● **PROBLEM TO SOLVE**
Could you rewrite these rows with every "content-paragraph" changed to "text-paragraph" and nothing else altered?

------------------------------

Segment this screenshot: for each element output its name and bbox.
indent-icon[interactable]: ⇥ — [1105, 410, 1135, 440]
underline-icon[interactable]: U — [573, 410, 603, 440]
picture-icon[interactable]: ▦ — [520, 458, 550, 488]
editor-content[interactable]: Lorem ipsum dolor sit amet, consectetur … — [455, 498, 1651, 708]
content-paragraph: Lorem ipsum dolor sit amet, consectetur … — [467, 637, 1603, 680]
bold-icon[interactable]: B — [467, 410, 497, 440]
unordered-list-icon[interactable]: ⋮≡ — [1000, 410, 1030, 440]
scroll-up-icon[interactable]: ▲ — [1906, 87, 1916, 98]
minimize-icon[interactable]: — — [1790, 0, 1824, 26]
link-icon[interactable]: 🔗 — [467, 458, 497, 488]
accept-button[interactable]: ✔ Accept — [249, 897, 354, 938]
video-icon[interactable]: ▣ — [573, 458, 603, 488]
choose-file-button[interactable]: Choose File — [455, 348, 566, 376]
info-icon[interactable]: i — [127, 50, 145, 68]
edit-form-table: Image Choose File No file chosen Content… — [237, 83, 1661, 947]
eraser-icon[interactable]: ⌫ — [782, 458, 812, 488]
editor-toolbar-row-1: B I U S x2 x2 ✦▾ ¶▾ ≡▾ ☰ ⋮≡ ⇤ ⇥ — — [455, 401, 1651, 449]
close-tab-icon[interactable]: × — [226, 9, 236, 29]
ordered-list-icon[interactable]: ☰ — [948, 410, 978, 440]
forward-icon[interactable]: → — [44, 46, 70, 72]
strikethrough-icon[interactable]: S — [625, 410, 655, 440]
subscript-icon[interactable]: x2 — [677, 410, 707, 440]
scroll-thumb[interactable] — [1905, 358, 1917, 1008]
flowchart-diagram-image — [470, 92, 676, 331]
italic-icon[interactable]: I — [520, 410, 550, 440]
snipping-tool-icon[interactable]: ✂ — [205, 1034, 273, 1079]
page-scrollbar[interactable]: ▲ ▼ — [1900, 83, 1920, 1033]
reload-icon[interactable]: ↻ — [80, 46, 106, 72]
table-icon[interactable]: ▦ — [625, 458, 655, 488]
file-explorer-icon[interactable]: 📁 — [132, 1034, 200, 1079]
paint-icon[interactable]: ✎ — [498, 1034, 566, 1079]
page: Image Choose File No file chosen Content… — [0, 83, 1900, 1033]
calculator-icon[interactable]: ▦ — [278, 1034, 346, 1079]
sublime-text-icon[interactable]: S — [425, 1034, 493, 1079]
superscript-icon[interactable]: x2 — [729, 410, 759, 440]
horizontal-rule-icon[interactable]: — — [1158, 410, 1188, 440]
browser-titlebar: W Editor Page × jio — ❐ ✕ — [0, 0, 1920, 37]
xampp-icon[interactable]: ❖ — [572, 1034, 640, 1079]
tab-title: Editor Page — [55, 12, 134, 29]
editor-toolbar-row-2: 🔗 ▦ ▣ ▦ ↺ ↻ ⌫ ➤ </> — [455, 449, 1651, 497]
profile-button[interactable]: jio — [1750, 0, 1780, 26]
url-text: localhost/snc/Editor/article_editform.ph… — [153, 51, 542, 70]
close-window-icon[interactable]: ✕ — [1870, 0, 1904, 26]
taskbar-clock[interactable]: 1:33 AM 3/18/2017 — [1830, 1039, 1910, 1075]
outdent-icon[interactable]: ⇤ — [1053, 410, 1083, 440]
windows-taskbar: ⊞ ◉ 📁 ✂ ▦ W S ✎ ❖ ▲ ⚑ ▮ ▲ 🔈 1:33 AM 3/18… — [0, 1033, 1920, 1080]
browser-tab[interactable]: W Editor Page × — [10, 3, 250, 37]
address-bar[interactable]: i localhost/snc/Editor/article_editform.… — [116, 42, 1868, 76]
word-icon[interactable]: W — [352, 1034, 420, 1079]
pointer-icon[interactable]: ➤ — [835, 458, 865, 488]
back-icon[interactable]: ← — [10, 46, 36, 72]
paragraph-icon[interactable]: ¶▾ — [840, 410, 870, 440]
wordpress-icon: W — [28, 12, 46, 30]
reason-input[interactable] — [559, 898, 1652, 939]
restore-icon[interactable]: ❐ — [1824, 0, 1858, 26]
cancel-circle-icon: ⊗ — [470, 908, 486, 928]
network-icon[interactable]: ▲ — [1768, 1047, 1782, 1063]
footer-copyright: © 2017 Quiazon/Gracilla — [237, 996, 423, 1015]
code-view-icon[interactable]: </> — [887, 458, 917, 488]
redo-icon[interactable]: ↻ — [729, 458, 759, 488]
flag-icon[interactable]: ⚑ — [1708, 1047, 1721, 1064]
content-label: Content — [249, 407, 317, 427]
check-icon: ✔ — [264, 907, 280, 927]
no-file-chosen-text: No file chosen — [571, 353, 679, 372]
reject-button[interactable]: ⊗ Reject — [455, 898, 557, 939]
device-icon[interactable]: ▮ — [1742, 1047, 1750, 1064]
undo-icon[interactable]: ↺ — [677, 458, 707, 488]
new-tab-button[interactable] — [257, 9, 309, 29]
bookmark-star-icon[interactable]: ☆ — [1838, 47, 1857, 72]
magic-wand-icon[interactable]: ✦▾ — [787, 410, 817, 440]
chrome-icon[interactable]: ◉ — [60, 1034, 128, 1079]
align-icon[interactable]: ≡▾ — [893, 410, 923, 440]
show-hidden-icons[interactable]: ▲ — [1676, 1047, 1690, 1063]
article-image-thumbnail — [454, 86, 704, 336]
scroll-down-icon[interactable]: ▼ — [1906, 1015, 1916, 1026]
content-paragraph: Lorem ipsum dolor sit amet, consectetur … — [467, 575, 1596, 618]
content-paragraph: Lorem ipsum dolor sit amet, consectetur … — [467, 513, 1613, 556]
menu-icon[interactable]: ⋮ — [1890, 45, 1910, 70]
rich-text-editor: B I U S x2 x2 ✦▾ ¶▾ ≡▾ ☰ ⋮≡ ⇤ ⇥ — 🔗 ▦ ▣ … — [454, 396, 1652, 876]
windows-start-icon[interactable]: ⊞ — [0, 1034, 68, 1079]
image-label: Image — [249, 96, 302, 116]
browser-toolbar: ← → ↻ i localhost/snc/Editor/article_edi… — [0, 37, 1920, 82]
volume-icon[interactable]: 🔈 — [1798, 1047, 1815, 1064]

------------------------------

● **EXERCISE RESULT**
Segment this screenshot: for each element output its name and bbox.
indent-icon[interactable]: ⇥ — [1105, 410, 1135, 440]
underline-icon[interactable]: U — [573, 410, 603, 440]
picture-icon[interactable]: ▦ — [520, 458, 550, 488]
editor-content[interactable]: Lorem ipsum dolor sit amet, consectetur … — [455, 498, 1651, 708]
text-paragraph: Lorem ipsum dolor sit amet, consectetur … — [467, 637, 1603, 680]
bold-icon[interactable]: B — [467, 410, 497, 440]
unordered-list-icon[interactable]: ⋮≡ — [1000, 410, 1030, 440]
scroll-up-icon[interactable]: ▲ — [1906, 87, 1916, 98]
minimize-icon[interactable]: — — [1790, 0, 1824, 26]
link-icon[interactable]: 🔗 — [467, 458, 497, 488]
accept-button[interactable]: ✔ Accept — [249, 897, 354, 938]
video-icon[interactable]: ▣ — [573, 458, 603, 488]
choose-file-button[interactable]: Choose File — [455, 348, 566, 376]
info-icon[interactable]: i — [127, 50, 145, 68]
edit-form-table: Image Choose File No file chosen Content… — [237, 83, 1661, 947]
eraser-icon[interactable]: ⌫ — [782, 458, 812, 488]
editor-toolbar-row-1: B I U S x2 x2 ✦▾ ¶▾ ≡▾ ☰ ⋮≡ ⇤ ⇥ — — [455, 401, 1651, 449]
close-tab-icon[interactable]: × — [226, 9, 236, 29]
ordered-list-icon[interactable]: ☰ — [948, 410, 978, 440]
forward-icon[interactable]: → — [44, 46, 70, 72]
strikethrough-icon[interactable]: S — [625, 410, 655, 440]
subscript-icon[interactable]: x2 — [677, 410, 707, 440]
scroll-thumb[interactable] — [1905, 358, 1917, 1008]
flowchart-diagram-image — [470, 92, 676, 331]
italic-icon[interactable]: I — [520, 410, 550, 440]
snipping-tool-icon[interactable]: ✂ — [205, 1034, 273, 1079]
page-scrollbar[interactable]: ▲ ▼ — [1900, 83, 1920, 1033]
reload-icon[interactable]: ↻ — [80, 46, 106, 72]
table-icon[interactable]: ▦ — [625, 458, 655, 488]
file-explorer-icon[interactable]: 📁 — [132, 1034, 200, 1079]
paint-icon[interactable]: ✎ — [498, 1034, 566, 1079]
page: Image Choose File No file chosen Content… — [0, 83, 1900, 1033]
calculator-icon[interactable]: ▦ — [278, 1034, 346, 1079]
sublime-text-icon[interactable]: S — [425, 1034, 493, 1079]
superscript-icon[interactable]: x2 — [729, 410, 759, 440]
horizontal-rule-icon[interactable]: — — [1158, 410, 1188, 440]
browser-titlebar: W Editor Page × jio — ❐ ✕ — [0, 0, 1920, 37]
xampp-icon[interactable]: ❖ — [572, 1034, 640, 1079]
tab-title: Editor Page — [55, 12, 134, 29]
editor-toolbar-row-2: 🔗 ▦ ▣ ▦ ↺ ↻ ⌫ ➤ </> — [455, 449, 1651, 497]
profile-button[interactable]: jio — [1750, 0, 1780, 26]
url-text: localhost/snc/Editor/article_editform.ph… — [153, 51, 542, 70]
close-window-icon[interactable]: ✕ — [1870, 0, 1904, 26]
taskbar-clock[interactable]: 1:33 AM 3/18/2017 — [1830, 1039, 1910, 1075]
outdent-icon[interactable]: ⇤ — [1053, 410, 1083, 440]
windows-taskbar: ⊞ ◉ 📁 ✂ ▦ W S ✎ ❖ ▲ ⚑ ▮ ▲ 🔈 1:33 AM 3/18… — [0, 1033, 1920, 1080]
browser-tab[interactable]: W Editor Page × — [10, 3, 250, 37]
address-bar[interactable]: i localhost/snc/Editor/article_editform.… — [116, 42, 1868, 76]
word-icon[interactable]: W — [352, 1034, 420, 1079]
pointer-icon[interactable]: ➤ — [835, 458, 865, 488]
back-icon[interactable]: ← — [10, 46, 36, 72]
paragraph-icon[interactable]: ¶▾ — [840, 410, 870, 440]
wordpress-icon: W — [28, 12, 46, 30]
reason-input[interactable] — [559, 898, 1652, 939]
restore-icon[interactable]: ❐ — [1824, 0, 1858, 26]
cancel-circle-icon: ⊗ — [470, 908, 486, 928]
network-icon[interactable]: ▲ — [1768, 1047, 1782, 1063]
footer-copyright: © 2017 Quiazon/Gracilla — [237, 996, 423, 1015]
code-view-icon[interactable]: </> — [887, 458, 917, 488]
redo-icon[interactable]: ↻ — [729, 458, 759, 488]
flag-icon[interactable]: ⚑ — [1708, 1047, 1721, 1064]
content-label: Content — [249, 407, 317, 427]
check-icon: ✔ — [264, 907, 280, 927]
no-file-chosen-text: No file chosen — [571, 353, 679, 372]
reject-button[interactable]: ⊗ Reject — [455, 898, 557, 939]
device-icon[interactable]: ▮ — [1742, 1047, 1750, 1064]
undo-icon[interactable]: ↺ — [677, 458, 707, 488]
new-tab-button[interactable] — [257, 9, 309, 29]
bookmark-star-icon[interactable]: ☆ — [1838, 47, 1857, 72]
magic-wand-icon[interactable]: ✦▾ — [787, 410, 817, 440]
chrome-icon[interactable]: ◉ — [60, 1034, 128, 1079]
align-icon[interactable]: ≡▾ — [893, 410, 923, 440]
show-hidden-icons[interactable]: ▲ — [1676, 1047, 1690, 1063]
article-image-thumbnail — [454, 86, 704, 336]
scroll-down-icon[interactable]: ▼ — [1906, 1015, 1916, 1026]
text-paragraph: Lorem ipsum dolor sit amet, consectetur … — [467, 575, 1596, 618]
text-paragraph: Lorem ipsum dolor sit amet, consectetur … — [467, 513, 1613, 556]
menu-icon[interactable]: ⋮ — [1890, 45, 1910, 70]
rich-text-editor: B I U S x2 x2 ✦▾ ¶▾ ≡▾ ☰ ⋮≡ ⇤ ⇥ — 🔗 ▦ ▣ … — [454, 396, 1652, 876]
windows-start-icon[interactable]: ⊞ — [0, 1034, 68, 1079]
image-label: Image — [249, 96, 302, 116]
browser-toolbar: ← → ↻ i localhost/snc/Editor/article_edi… — [0, 37, 1920, 82]
volume-icon[interactable]: 🔈 — [1798, 1047, 1815, 1064]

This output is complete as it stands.